* THE EXERCISE
From the entries below, gather each line containing the word "teams".
<<<<
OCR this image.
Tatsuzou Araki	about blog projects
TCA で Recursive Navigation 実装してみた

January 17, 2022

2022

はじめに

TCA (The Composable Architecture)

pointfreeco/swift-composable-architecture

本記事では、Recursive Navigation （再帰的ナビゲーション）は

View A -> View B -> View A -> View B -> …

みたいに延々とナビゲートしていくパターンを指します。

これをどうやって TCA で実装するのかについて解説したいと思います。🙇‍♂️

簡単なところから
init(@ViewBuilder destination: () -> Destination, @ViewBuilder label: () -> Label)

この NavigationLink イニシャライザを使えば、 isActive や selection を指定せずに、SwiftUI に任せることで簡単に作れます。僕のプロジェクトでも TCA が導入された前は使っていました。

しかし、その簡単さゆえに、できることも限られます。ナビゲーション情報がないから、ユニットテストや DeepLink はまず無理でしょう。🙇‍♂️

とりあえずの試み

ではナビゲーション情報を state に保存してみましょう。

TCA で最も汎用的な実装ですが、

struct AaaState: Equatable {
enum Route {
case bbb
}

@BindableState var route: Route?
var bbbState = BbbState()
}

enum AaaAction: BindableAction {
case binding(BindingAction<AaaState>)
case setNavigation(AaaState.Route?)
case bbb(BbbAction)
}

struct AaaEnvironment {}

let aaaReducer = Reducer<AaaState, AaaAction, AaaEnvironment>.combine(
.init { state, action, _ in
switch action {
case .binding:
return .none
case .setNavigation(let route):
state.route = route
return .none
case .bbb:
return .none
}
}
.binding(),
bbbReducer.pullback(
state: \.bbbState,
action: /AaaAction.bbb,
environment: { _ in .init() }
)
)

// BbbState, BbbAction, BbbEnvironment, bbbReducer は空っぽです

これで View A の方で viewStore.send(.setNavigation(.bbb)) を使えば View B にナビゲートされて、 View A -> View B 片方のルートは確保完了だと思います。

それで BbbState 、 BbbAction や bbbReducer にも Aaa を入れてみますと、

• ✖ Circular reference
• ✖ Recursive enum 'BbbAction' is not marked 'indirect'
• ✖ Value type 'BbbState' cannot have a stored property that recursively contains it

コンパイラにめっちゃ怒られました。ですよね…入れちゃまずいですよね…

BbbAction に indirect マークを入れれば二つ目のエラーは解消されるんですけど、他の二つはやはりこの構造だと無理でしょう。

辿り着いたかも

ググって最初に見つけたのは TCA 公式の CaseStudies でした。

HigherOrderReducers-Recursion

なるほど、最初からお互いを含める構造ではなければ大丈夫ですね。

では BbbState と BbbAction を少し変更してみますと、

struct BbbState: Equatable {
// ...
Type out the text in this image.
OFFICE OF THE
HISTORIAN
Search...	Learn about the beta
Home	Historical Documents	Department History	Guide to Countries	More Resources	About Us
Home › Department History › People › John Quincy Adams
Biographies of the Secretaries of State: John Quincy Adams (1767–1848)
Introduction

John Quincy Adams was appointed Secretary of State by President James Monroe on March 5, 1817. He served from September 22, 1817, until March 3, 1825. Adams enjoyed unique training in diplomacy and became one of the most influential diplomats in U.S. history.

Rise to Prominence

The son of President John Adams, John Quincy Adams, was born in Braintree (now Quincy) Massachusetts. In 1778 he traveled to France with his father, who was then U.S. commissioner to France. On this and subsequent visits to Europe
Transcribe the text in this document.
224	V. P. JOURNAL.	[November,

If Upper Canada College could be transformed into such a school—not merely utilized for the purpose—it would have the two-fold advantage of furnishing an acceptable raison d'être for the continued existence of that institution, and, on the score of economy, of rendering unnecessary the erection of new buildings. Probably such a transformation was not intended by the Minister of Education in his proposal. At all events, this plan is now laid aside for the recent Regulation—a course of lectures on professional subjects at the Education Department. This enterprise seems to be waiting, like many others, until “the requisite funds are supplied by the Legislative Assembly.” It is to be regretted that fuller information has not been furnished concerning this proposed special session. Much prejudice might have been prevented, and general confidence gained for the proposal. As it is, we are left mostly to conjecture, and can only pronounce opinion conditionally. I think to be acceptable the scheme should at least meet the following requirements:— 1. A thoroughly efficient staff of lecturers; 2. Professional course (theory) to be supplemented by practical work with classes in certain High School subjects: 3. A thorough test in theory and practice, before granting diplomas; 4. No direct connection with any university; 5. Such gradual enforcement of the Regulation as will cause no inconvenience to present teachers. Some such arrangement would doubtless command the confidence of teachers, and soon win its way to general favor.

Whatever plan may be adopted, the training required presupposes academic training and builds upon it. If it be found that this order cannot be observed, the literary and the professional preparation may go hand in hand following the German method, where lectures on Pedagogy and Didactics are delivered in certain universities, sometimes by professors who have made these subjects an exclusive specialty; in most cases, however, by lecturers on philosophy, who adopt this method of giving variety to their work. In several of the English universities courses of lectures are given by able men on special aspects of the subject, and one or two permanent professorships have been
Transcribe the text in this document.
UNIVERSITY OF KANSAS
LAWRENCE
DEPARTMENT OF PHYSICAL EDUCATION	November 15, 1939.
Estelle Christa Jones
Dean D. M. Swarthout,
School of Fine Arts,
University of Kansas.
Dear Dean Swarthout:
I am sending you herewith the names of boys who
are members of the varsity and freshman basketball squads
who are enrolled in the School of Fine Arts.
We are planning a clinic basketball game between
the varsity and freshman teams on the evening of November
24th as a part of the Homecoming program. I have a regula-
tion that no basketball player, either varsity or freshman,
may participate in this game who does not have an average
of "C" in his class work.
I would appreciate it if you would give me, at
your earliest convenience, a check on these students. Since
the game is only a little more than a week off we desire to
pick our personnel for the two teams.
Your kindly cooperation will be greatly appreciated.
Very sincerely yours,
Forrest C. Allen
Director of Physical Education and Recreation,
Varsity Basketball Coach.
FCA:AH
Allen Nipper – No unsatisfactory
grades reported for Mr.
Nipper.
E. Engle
>>>>
* FULL ANSWER
the varsity and freshman teams on the evening of November
pick our personnel for the two teams.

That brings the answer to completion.